**Description of the task:**
Using the data below, gather each line that includes the word "Республики".

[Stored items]
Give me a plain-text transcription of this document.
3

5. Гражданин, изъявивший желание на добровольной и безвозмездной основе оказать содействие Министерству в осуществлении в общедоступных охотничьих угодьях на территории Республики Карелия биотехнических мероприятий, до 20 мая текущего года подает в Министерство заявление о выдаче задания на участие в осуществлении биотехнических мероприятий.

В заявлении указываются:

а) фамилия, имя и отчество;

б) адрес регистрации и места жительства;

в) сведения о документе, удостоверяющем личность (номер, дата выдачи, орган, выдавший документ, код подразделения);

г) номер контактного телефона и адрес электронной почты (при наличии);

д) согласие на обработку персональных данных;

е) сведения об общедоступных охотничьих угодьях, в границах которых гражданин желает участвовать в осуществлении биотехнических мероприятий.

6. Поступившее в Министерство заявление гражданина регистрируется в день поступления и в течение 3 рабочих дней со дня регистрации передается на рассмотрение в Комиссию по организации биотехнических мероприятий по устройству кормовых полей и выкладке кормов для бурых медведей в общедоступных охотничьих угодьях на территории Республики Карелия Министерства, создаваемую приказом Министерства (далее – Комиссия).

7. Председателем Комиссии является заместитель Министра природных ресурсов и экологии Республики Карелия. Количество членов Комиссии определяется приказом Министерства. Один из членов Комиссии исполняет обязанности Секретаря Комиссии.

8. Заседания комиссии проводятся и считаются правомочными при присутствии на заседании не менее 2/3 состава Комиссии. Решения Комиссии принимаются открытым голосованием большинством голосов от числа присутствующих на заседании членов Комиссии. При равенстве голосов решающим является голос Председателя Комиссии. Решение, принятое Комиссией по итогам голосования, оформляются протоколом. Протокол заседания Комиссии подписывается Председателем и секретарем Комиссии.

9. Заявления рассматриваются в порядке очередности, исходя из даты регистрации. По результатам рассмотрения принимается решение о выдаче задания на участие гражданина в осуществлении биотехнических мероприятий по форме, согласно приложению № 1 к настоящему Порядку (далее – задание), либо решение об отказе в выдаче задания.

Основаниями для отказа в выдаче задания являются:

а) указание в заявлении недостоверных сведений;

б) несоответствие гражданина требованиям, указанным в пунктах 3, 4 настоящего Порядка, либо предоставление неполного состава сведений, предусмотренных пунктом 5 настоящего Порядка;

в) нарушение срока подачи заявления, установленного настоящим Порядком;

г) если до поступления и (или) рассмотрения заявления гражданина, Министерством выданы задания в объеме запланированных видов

**Correct result:**
5. Гражданин, изъявивший желание на добровольной и безвозмездной основе оказать содействие Министерству в осуществлении в общедоступных охотничьих угодьях на территории Республики Карелия биотехнических мероприятий, до 20 мая текущего года подает в Министерство заявление о выдаче задания на участие в осуществлении биотехнических мероприятий.
6. Поступившее в Министерство заявление гражданина регистрируется в день поступления и в течение 3 рабочих дней со дня регистрации передается на рассмотрение в Комиссию по организации биотехнических мероприятий по устройству кормовых полей и выкладке кормов для бурых медведей в общедоступных охотничьих угодьях на территории Республики Карелия Министерства, создаваемую приказом Министерства (далее – Комиссия).
7. Председателем Комиссии является заместитель Министра природных ресурсов и экологии Республики Карелия. Количество членов Комиссии определяется приказом Министерства. Один из членов Комиссии исполняет обязанности Секретаря Комиссии.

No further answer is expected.